REQUIREMENTS – Reproduce all the entries exactly.

Data entries
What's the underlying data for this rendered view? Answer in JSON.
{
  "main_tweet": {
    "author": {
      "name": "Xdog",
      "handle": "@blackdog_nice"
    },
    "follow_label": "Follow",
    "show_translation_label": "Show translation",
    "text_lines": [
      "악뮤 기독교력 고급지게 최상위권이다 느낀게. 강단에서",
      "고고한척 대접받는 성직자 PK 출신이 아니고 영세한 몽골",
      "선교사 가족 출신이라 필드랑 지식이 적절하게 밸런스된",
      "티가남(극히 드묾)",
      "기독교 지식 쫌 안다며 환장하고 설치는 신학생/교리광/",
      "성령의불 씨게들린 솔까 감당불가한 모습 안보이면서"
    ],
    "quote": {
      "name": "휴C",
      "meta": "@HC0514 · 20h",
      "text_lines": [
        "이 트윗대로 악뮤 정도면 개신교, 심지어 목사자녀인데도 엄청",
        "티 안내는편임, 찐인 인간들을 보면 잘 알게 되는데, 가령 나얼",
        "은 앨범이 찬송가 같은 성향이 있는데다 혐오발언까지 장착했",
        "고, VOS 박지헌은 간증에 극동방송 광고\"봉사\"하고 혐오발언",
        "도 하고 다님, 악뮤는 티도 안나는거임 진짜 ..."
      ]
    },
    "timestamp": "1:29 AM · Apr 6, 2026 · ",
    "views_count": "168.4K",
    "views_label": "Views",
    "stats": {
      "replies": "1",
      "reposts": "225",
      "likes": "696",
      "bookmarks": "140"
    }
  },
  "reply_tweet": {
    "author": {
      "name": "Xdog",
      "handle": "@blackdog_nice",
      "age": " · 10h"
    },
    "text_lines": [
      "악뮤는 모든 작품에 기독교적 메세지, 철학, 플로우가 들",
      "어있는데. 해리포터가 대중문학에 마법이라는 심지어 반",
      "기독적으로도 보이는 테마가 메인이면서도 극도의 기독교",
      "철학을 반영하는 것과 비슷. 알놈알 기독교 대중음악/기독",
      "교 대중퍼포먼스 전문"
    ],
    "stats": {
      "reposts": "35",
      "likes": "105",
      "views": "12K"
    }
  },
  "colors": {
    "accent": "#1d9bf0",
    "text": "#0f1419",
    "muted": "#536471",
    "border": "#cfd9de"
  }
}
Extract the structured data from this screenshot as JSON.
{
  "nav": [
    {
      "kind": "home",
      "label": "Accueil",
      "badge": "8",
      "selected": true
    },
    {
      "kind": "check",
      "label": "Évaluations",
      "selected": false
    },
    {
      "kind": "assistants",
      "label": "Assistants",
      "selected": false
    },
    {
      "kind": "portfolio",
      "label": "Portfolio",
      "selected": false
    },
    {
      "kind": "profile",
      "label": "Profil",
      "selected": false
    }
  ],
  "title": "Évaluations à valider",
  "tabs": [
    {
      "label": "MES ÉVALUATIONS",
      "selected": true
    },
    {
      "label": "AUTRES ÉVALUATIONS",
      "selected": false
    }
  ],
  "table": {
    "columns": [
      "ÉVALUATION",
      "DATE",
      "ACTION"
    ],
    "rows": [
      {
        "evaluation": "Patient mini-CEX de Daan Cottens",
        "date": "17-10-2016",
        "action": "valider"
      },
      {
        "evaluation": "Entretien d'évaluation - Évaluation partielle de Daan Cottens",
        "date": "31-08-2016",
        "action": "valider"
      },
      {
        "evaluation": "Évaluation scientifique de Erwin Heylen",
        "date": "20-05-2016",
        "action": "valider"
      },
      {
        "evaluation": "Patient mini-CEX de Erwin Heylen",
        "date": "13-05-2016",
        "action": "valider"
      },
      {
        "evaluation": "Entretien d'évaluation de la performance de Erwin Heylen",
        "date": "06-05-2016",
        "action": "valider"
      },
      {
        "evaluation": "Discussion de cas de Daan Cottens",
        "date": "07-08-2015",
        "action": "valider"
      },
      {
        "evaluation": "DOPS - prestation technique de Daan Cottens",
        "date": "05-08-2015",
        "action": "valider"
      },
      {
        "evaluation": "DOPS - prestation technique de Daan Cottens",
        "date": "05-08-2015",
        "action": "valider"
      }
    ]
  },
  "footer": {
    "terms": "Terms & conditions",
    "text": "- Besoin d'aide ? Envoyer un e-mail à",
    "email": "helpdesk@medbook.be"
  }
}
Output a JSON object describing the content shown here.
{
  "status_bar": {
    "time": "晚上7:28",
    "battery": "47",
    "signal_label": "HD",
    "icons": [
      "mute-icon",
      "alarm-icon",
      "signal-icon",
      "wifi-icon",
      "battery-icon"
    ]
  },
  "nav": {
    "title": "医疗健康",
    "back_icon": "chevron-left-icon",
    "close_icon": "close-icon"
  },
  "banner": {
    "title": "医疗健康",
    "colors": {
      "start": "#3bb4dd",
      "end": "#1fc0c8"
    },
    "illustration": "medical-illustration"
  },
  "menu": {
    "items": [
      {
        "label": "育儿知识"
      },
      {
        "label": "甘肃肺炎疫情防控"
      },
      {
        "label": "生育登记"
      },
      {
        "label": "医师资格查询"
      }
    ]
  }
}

RESULT –
What's the underlying data for this rendered view? Answer in JSON.
{
  "main_tweet": {
    "author": {
      "name": "Xdog",
      "handle": "@blackdog_nice"
    },
    "follow_label": "Follow",
    "show_translation_label": "Show translation",
    "text_lines": [
      "악뮤 기독교력 고급지게 최상위권이다 느낀게. 강단에서",
      "고고한척 대접받는 성직자 PK 출신이 아니고 영세한 몽골",
      "선교사 가족 출신이라 필드랑 지식이 적절하게 밸런스된",
      "티가남(극히 드묾)",
      "기독교 지식 쫌 안다며 환장하고 설치는 신학생/교리광/",
      "성령의불 씨게들린 솔까 감당불가한 모습 안보이면서"
    ],
    "quote": {
      "name": "휴C",
      "meta": "@HC0514 · 20h",
      "text_lines": [
        "이 트윗대로 악뮤 정도면 개신교, 심지어 목사자녀인데도 엄청",
        "티 안내는편임, 찐인 인간들을 보면 잘 알게 되는데, 가령 나얼",
        "은 앨범이 찬송가 같은 성향이 있는데다 혐오발언까지 장착했",
        "고, VOS 박지헌은 간증에 극동방송 광고\"봉사\"하고 혐오발언",
        "도 하고 다님, 악뮤는 티도 안나는거임 진짜 ..."
      ]
    },
    "timestamp": "1:29 AM · Apr 6, 2026 · ",
    "views_count": "168.4K",
    "views_label": "Views",
    "stats": {
      "replies": "1",
      "reposts": "225",
      "likes": "696",
      "bookmarks": "140"
    }
  },
  "reply_tweet": {
    "author": {
      "name": "Xdog",
      "handle": "@blackdog_nice",
      "age": " · 10h"
    },
    "text_lines": [
      "악뮤는 모든 작품에 기독교적 메세지, 철학, 플로우가 들",
      "어있는데. 해리포터가 대중문학에 마법이라는 심지어 반",
      "기독적으로도 보이는 테마가 메인이면서도 극도의 기독교",
      "철학을 반영하는 것과 비슷. 알놈알 기독교 대중음악/기독",
      "교 대중퍼포먼스 전문"
    ],
    "stats": {
      "reposts": "35",
      "likes": "105",
      "views": "12K"
    }
  },
  "colors": {
    "accent": "#1d9bf0",
    "text": "#0f1419",
    "muted": "#536471",
    "border": "#cfd9de"
  }
}
Extract the structured data from this screenshot as JSON.
{
  "nav": [
    {
      "kind": "home",
      "label": "Accueil",
      "badge": "8",
      "selected": true
    },
    {
      "kind": "check",
      "label": "Évaluations",
      "selected": false
    },
    {
      "kind": "assistants",
      "label": "Assistants",
      "selected": false
    },
    {
      "kind": "portfolio",
      "label": "Portfolio",
      "selected": false
    },
    {
      "kind": "profile",
      "label": "Profil",
      "selected": false
    }
  ],
  "title": "Évaluations à valider",
  "tabs": [
    {
      "label": "MES ÉVALUATIONS",
      "selected": true
    },
    {
      "label": "AUTRES ÉVALUATIONS",
      "selected": false
    }
  ],
  "table": {
    "columns": [
      "ÉVALUATION",
      "DATE",
      "ACTION"
    ],
    "rows": [
      {
        "evaluation": "Patient mini-CEX de Daan Cottens",
        "date": "17-10-2016",
        "action": "valider"
      },
      {
        "evaluation": "Entretien d'évaluation - Évaluation partielle de Daan Cottens",
        "date": "31-08-2016",
        "action": "valider"
      },
      {
        "evaluation": "Évaluation scientifique de Erwin Heylen",
        "date": "20-05-2016",
        "action": "valider"
      },
      {
        "evaluation": "Patient mini-CEX de Erwin Heylen",
        "date": "13-05-2016",
        "action": "valider"
      },
      {
        "evaluation": "Entretien d'évaluation de la performance de Erwin Heylen",
        "date": "06-05-2016",
        "action": "valider"
      },
      {
        "evaluation": "Discussion de cas de Daan Cottens",
        "date": "07-08-2015",
        "action": "valider"
      },
      {
        "evaluation": "DOPS - prestation technique de Daan Cottens",
        "date": "05-08-2015",
        "action": "valider"
      },
      {
        "evaluation": "DOPS - prestation technique de Daan Cottens",
        "date": "05-08-2015",
        "action": "valider"
      }
    ]
  },
  "footer": {
    "terms": "Terms & conditions",
    "text": "- Besoin d'aide ? Envoyer un e-mail à",
    "email": "helpdesk@medbook.be"
  }
}
Output a JSON object describing the content shown here.
{
  "status_bar": {
    "time": "晚上7:28",
    "battery": "47",
    "signal_label": "HD",
    "icons": [
      "mute-icon",
      "alarm-icon",
      "signal-icon",
      "wifi-icon",
      "battery-icon"
    ]
  },
  "nav": {
    "title": "医疗健康",
    "back_icon": "chevron-left-icon",
    "close_icon": "close-icon"
  },
  "banner": {
    "title": "医疗健康",
    "colors": {
      "start": "#3bb4dd",
      "end": "#1fc0c8"
    },
    "illustration": "medical-illustration"
  },
  "menu": {
    "items": [
      {
        "label": "育儿知识"
      },
      {
        "label": "甘肃肺炎疫情防控"
      },
      {
        "label": "生育登记"
      },
      {
        "label": "医师资格查询"
      }
    ]
  }
}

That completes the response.